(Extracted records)
[start]
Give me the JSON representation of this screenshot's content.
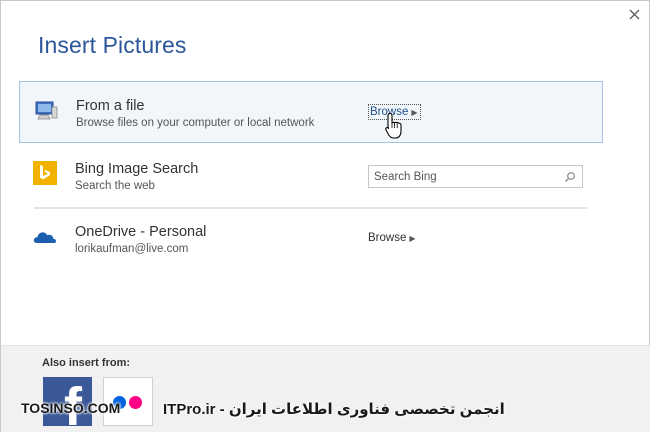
{
  "dialog": {
    "title": "Insert Pictures"
  },
  "sources": [
    {
      "name": "From a file",
      "description": "Browse files on your computer or local network",
      "action_label": "Browse",
      "icon": "computer-icon",
      "selected": true
    },
    {
      "name": "Bing Image Search",
      "description": "Search the web",
      "search_placeholder": "Search Bing",
      "icon": "bing-icon"
    },
    {
      "name": "OneDrive - Personal",
      "description": "lorikaufman@live.com",
      "action_label": "Browse",
      "icon": "onedrive-icon"
    }
  ],
  "also_insert": {
    "label": "Also insert from:",
    "services": [
      "facebook-icon",
      "flickr-icon"
    ]
  },
  "watermark": {
    "left": "TOSINSO.COM",
    "right": "ITPro.ir - انجمن تخصصی فناوری اطلاعات ایران"
  },
  "colors": {
    "title": "#2b579a",
    "selected_bg": "#f1f6fb",
    "selected_border": "#a4c3e4",
    "bing": "#f2b300",
    "onedrive": "#1b5fae",
    "facebook": "#3b5998",
    "flickr_blue": "#0063dc",
    "flickr_pink": "#ff0084"
  }
}
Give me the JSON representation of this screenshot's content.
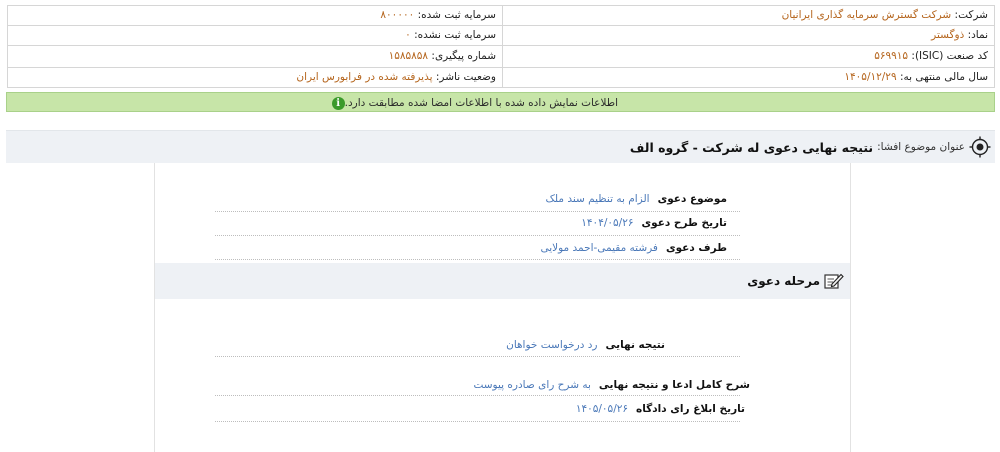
{
  "company_info": {
    "rows": [
      {
        "right": {
          "label": "شرکت:",
          "value": "شرکت گسترش سرمایه گذاری ایرانیان"
        },
        "left": {
          "label": "سرمایه ثبت شده:",
          "value": "۸۰۰۰۰۰"
        }
      },
      {
        "right": {
          "label": "نماد:",
          "value": "ذوگستر"
        },
        "left": {
          "label": "سرمایه ثبت نشده:",
          "value": "۰"
        }
      },
      {
        "right": {
          "label": "کد صنعت (ISIC):",
          "value": "۵۶۹۹۱۵"
        },
        "left": {
          "label": "شماره پیگیری:",
          "value": "۱۵۸۵۸۵۸"
        }
      },
      {
        "right": {
          "label": "سال مالی منتهی به:",
          "value": "۱۴۰۵/۱۲/۲۹"
        },
        "left": {
          "label": "وضعیت ناشر:",
          "value": "پذیرفته شده در فرابورس ایران"
        }
      }
    ]
  },
  "notice": {
    "icon": "info-icon",
    "text": "اطلاعات نمایش داده شده با اطلاعات امضا شده مطابقت دارد."
  },
  "disclosure": {
    "icon": "target-icon",
    "title_label": "عنوان موضوع افشا:",
    "title_value": "نتیجه نهایی دعوی له شرکت - گروه الف"
  },
  "claim": {
    "subject": {
      "label": "موضوع دعوی",
      "value": "الزام به تنظیم سند ملک"
    },
    "filing_date": {
      "label": "تاریخ طرح دعوی",
      "value": "۱۴۰۴/۰۵/۲۶"
    },
    "party": {
      "label": "طرف دعوی",
      "value": "فرشته مقیمی-احمد مولایی"
    }
  },
  "stage": {
    "icon": "edit-icon",
    "title": "مرحله دعوی",
    "final_result": {
      "label": "نتیجه نهایی",
      "value": "رد درخواست خواهان"
    },
    "full_description": {
      "label": "شرح کامل ادعا و نتیجه نهایی",
      "value": "به شرح رای صادره پیوست"
    },
    "verdict_date": {
      "label": "تاریخ ابلاغ رای دادگاه",
      "value": "۱۴۰۵/۰۵/۲۶"
    }
  },
  "colors": {
    "value_orange": "#b5651d",
    "value_blue": "#4a78b8",
    "notice_green": "#c7e5a8",
    "bar_gray": "#eef1f5"
  }
}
[end]
- _Exercise objective_:
Print out every entry above without changing a word, and leave out the pictures.

- _Exercise answer_:
Give me the JSON representation of this screenshot's content.
{
  "dialog": {
    "title": "Insert Pictures"
  },
  "sources": [
    {
      "name": "From a file",
      "description": "Browse files on your computer or local network",
      "action_label": "Browse",
      "icon": "computer-icon",
      "selected": true
    },
    {
      "name": "Bing Image Search",
      "description": "Search the web",
      "search_placeholder": "Search Bing",
      "icon": "bing-icon"
    },
    {
      "name": "OneDrive - Personal",
      "description": "lorikaufman@live.com",
      "action_label": "Browse",
      "icon": "onedrive-icon"
    }
  ],
  "also_insert": {
    "label": "Also insert from:",
    "services": [
      "facebook-icon",
      "flickr-icon"
    ]
  },
  "watermark": {
    "left": "TOSINSO.COM",
    "right": "ITPro.ir - انجمن تخصصی فناوری اطلاعات ایران"
  },
  "colors": {
    "title": "#2b579a",
    "selected_bg": "#f1f6fb",
    "selected_border": "#a4c3e4",
    "bing": "#f2b300",
    "onedrive": "#1b5fae",
    "facebook": "#3b5998",
    "flickr_blue": "#0063dc",
    "flickr_pink": "#ff0084"
  }
}
Give me the JSON representation of this screenshot's content.
{
  "company_info": {
    "rows": [
      {
        "right": {
          "label": "شرکت:",
          "value": "شرکت گسترش سرمایه گذاری ایرانیان"
        },
        "left": {
          "label": "سرمایه ثبت شده:",
          "value": "۸۰۰۰۰۰"
        }
      },
      {
        "right": {
          "label": "نماد:",
          "value": "ذوگستر"
        },
        "left": {
          "label": "سرمایه ثبت نشده:",
          "value": "۰"
        }
      },
      {
        "right": {
          "label": "کد صنعت (ISIC):",
          "value": "۵۶۹۹۱۵"
        },
        "left": {
          "label": "شماره پیگیری:",
          "value": "۱۵۸۵۸۵۸"
        }
      },
      {
        "right": {
          "label": "سال مالی منتهی به:",
          "value": "۱۴۰۵/۱۲/۲۹"
        },
        "left": {
          "label": "وضعیت ناشر:",
          "value": "پذیرفته شده در فرابورس ایران"
        }
      }
    ]
  },
  "notice": {
    "icon": "info-icon",
    "text": "اطلاعات نمایش داده شده با اطلاعات امضا شده مطابقت دارد."
  },
  "disclosure": {
    "icon": "target-icon",
    "title_label": "عنوان موضوع افشا:",
    "title_value": "نتیجه نهایی دعوی له شرکت - گروه الف"
  },
  "claim": {
    "subject": {
      "label": "موضوع دعوی",
      "value": "الزام به تنظیم سند ملک"
    },
    "filing_date": {
      "label": "تاریخ طرح دعوی",
      "value": "۱۴۰۴/۰۵/۲۶"
    },
    "party": {
      "label": "طرف دعوی",
      "value": "فرشته مقیمی-احمد مولایی"
    }
  },
  "stage": {
    "icon": "edit-icon",
    "title": "مرحله دعوی",
    "final_result": {
      "label": "نتیجه نهایی",
      "value": "رد درخواست خواهان"
    },
    "full_description": {
      "label": "شرح کامل ادعا و نتیجه نهایی",
      "value": "به شرح رای صادره پیوست"
    },
    "verdict_date": {
      "label": "تاریخ ابلاغ رای دادگاه",
      "value": "۱۴۰۵/۰۵/۲۶"
    }
  },
  "colors": {
    "value_orange": "#b5651d",
    "value_blue": "#4a78b8",
    "notice_green": "#c7e5a8",
    "bar_gray": "#eef1f5"
  }
}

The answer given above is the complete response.